::: Material provided
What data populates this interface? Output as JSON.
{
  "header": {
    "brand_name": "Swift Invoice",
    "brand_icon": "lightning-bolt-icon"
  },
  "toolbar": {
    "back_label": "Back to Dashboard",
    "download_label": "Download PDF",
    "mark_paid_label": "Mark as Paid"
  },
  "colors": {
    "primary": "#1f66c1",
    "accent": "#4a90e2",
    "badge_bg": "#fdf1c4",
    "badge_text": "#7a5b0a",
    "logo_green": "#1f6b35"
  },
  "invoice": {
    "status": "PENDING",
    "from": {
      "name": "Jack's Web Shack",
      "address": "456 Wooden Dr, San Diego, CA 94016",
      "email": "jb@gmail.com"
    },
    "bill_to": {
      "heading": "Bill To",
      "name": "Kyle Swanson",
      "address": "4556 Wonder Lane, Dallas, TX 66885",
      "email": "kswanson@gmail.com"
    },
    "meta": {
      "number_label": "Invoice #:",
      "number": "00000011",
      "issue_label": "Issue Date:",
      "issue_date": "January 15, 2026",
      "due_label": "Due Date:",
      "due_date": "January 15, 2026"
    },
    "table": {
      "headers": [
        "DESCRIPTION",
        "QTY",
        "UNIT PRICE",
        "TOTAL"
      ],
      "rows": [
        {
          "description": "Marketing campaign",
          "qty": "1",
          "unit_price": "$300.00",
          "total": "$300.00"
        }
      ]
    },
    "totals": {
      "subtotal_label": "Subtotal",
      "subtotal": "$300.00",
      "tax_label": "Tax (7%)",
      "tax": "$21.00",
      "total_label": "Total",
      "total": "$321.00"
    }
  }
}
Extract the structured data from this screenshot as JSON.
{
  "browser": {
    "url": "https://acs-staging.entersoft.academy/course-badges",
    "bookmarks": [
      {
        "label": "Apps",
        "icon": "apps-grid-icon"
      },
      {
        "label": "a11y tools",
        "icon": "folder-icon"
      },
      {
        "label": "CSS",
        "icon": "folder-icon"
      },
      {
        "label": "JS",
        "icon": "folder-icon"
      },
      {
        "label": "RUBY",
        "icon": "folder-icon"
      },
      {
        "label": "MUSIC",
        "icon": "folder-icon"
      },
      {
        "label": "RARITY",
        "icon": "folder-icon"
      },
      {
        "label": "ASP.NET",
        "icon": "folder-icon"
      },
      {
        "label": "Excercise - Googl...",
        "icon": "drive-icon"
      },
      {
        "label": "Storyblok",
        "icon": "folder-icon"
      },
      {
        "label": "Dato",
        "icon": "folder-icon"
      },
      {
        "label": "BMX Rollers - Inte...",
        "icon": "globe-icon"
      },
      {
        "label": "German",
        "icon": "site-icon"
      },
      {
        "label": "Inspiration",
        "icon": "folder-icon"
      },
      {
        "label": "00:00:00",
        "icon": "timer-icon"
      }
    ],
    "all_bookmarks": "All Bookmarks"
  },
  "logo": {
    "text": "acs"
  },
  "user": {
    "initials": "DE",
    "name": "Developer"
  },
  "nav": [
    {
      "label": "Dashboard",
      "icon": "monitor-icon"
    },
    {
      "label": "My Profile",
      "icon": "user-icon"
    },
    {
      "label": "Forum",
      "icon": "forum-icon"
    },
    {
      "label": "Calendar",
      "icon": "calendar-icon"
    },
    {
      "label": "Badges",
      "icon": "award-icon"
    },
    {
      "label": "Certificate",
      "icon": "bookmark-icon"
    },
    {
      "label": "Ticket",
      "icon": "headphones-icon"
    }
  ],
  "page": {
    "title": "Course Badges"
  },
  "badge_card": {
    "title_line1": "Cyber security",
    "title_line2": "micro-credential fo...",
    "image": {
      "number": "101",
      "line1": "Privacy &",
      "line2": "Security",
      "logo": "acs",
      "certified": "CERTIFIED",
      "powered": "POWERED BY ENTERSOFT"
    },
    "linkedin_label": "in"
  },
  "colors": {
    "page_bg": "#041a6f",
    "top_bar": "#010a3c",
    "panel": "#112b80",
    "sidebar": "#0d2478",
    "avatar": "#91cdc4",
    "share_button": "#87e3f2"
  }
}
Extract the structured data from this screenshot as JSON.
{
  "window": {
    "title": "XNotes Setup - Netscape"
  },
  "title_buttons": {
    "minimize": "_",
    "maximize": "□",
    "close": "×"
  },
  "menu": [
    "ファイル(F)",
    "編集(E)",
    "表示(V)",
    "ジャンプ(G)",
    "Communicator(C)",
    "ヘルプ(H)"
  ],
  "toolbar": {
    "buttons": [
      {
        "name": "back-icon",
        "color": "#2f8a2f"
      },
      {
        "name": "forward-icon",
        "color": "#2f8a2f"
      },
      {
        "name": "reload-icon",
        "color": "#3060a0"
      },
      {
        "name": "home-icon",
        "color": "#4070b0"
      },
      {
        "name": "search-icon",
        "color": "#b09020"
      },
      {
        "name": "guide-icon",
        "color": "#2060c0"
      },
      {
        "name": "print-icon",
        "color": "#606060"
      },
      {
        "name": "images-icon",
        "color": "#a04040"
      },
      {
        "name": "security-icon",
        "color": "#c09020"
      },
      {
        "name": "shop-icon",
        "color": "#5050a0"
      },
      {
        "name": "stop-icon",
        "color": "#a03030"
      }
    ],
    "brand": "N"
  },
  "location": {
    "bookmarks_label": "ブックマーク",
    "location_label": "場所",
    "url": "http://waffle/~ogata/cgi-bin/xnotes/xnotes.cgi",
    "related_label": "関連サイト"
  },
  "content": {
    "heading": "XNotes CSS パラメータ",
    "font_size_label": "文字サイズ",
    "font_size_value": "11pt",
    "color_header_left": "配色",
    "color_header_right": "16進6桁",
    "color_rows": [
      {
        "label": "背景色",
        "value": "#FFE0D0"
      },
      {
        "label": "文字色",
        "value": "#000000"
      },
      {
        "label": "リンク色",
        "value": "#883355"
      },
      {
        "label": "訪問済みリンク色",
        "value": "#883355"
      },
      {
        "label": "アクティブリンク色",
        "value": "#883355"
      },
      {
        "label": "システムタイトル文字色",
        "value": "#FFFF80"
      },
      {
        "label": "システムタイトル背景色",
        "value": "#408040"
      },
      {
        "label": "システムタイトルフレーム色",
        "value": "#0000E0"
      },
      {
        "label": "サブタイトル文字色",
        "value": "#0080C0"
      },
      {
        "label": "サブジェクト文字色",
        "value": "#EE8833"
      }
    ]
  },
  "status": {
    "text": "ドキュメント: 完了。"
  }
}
::::::
Task details :: Return the lines above exactly, keeping every word.

Final answer ::
What data populates this interface? Output as JSON.
{
  "header": {
    "brand_name": "Swift Invoice",
    "brand_icon": "lightning-bolt-icon"
  },
  "toolbar": {
    "back_label": "Back to Dashboard",
    "download_label": "Download PDF",
    "mark_paid_label": "Mark as Paid"
  },
  "colors": {
    "primary": "#1f66c1",
    "accent": "#4a90e2",
    "badge_bg": "#fdf1c4",
    "badge_text": "#7a5b0a",
    "logo_green": "#1f6b35"
  },
  "invoice": {
    "status": "PENDING",
    "from": {
      "name": "Jack's Web Shack",
      "address": "456 Wooden Dr, San Diego, CA 94016",
      "email": "jb@gmail.com"
    },
    "bill_to": {
      "heading": "Bill To",
      "name": "Kyle Swanson",
      "address": "4556 Wonder Lane, Dallas, TX 66885",
      "email": "kswanson@gmail.com"
    },
    "meta": {
      "number_label": "Invoice #:",
      "number": "00000011",
      "issue_label": "Issue Date:",
      "issue_date": "January 15, 2026",
      "due_label": "Due Date:",
      "due_date": "January 15, 2026"
    },
    "table": {
      "headers": [
        "DESCRIPTION",
        "QTY",
        "UNIT PRICE",
        "TOTAL"
      ],
      "rows": [
        {
          "description": "Marketing campaign",
          "qty": "1",
          "unit_price": "$300.00",
          "total": "$300.00"
        }
      ]
    },
    "totals": {
      "subtotal_label": "Subtotal",
      "subtotal": "$300.00",
      "tax_label": "Tax (7%)",
      "tax": "$21.00",
      "total_label": "Total",
      "total": "$321.00"
    }
  }
}
Extract the structured data from this screenshot as JSON.
{
  "browser": {
    "url": "https://acs-staging.entersoft.academy/course-badges",
    "bookmarks": [
      {
        "label": "Apps",
        "icon": "apps-grid-icon"
      },
      {
        "label": "a11y tools",
        "icon": "folder-icon"
      },
      {
        "label": "CSS",
        "icon": "folder-icon"
      },
      {
        "label": "JS",
        "icon": "folder-icon"
      },
      {
        "label": "RUBY",
        "icon": "folder-icon"
      },
      {
        "label": "MUSIC",
        "icon": "folder-icon"
      },
      {
        "label": "RARITY",
        "icon": "folder-icon"
      },
      {
        "label": "ASP.NET",
        "icon": "folder-icon"
      },
      {
        "label": "Excercise - Googl...",
        "icon": "drive-icon"
      },
      {
        "label": "Storyblok",
        "icon": "folder-icon"
      },
      {
        "label": "Dato",
        "icon": "folder-icon"
      },
      {
        "label": "BMX Rollers - Inte...",
        "icon": "globe-icon"
      },
      {
        "label": "German",
        "icon": "site-icon"
      },
      {
        "label": "Inspiration",
        "icon": "folder-icon"
      },
      {
        "label": "00:00:00",
        "icon": "timer-icon"
      }
    ],
    "all_bookmarks": "All Bookmarks"
  },
  "logo": {
    "text": "acs"
  },
  "user": {
    "initials": "DE",
    "name": "Developer"
  },
  "nav": [
    {
      "label": "Dashboard",
      "icon": "monitor-icon"
    },
    {
      "label": "My Profile",
      "icon": "user-icon"
    },
    {
      "label": "Forum",
      "icon": "forum-icon"
    },
    {
      "label": "Calendar",
      "icon": "calendar-icon"
    },
    {
      "label": "Badges",
      "icon": "award-icon"
    },
    {
      "label": "Certificate",
      "icon": "bookmark-icon"
    },
    {
      "label": "Ticket",
      "icon": "headphones-icon"
    }
  ],
  "page": {
    "title": "Course Badges"
  },
  "badge_card": {
    "title_line1": "Cyber security",
    "title_line2": "micro-credential fo...",
    "image": {
      "number": "101",
      "line1": "Privacy &",
      "line2": "Security",
      "logo": "acs",
      "certified": "CERTIFIED",
      "powered": "POWERED BY ENTERSOFT"
    },
    "linkedin_label": "in"
  },
  "colors": {
    "page_bg": "#041a6f",
    "top_bar": "#010a3c",
    "panel": "#112b80",
    "sidebar": "#0d2478",
    "avatar": "#91cdc4",
    "share_button": "#87e3f2"
  }
}
Extract the structured data from this screenshot as JSON.
{
  "window": {
    "title": "XNotes Setup - Netscape"
  },
  "title_buttons": {
    "minimize": "_",
    "maximize": "□",
    "close": "×"
  },
  "menu": [
    "ファイル(F)",
    "編集(E)",
    "表示(V)",
    "ジャンプ(G)",
    "Communicator(C)",
    "ヘルプ(H)"
  ],
  "toolbar": {
    "buttons": [
      {
        "name": "back-icon",
        "color": "#2f8a2f"
      },
      {
        "name": "forward-icon",
        "color": "#2f8a2f"
      },
      {
        "name": "reload-icon",
        "color": "#3060a0"
      },
      {
        "name": "home-icon",
        "color": "#4070b0"
      },
      {
        "name": "search-icon",
        "color": "#b09020"
      },
      {
        "name": "guide-icon",
        "color": "#2060c0"
      },
      {
        "name": "print-icon",
        "color": "#606060"
      },
      {
        "name": "images-icon",
        "color": "#a04040"
      },
      {
        "name": "security-icon",
        "color": "#c09020"
      },
      {
        "name": "shop-icon",
        "color": "#5050a0"
      },
      {
        "name": "stop-icon",
        "color": "#a03030"
      }
    ],
    "brand": "N"
  },
  "location": {
    "bookmarks_label": "ブックマーク",
    "location_label": "場所",
    "url": "http://waffle/~ogata/cgi-bin/xnotes/xnotes.cgi",
    "related_label": "関連サイト"
  },
  "content": {
    "heading": "XNotes CSS パラメータ",
    "font_size_label": "文字サイズ",
    "font_size_value": "11pt",
    "color_header_left": "配色",
    "color_header_right": "16進6桁",
    "color_rows": [
      {
        "label": "背景色",
        "value": "#FFE0D0"
      },
      {
        "label": "文字色",
        "value": "#000000"
      },
      {
        "label": "リンク色",
        "value": "#883355"
      },
      {
        "label": "訪問済みリンク色",
        "value": "#883355"
      },
      {
        "label": "アクティブリンク色",
        "value": "#883355"
      },
      {
        "label": "システムタイトル文字色",
        "value": "#FFFF80"
      },
      {
        "label": "システムタイトル背景色",
        "value": "#408040"
      },
      {
        "label": "システムタイトルフレーム色",
        "value": "#0000E0"
      },
      {
        "label": "サブタイトル文字色",
        "value": "#0080C0"
      },
      {
        "label": "サブジェクト文字色",
        "value": "#EE8833"
      }
    ]
  },
  "status": {
    "text": "ドキュメント: 完了。"
  }
}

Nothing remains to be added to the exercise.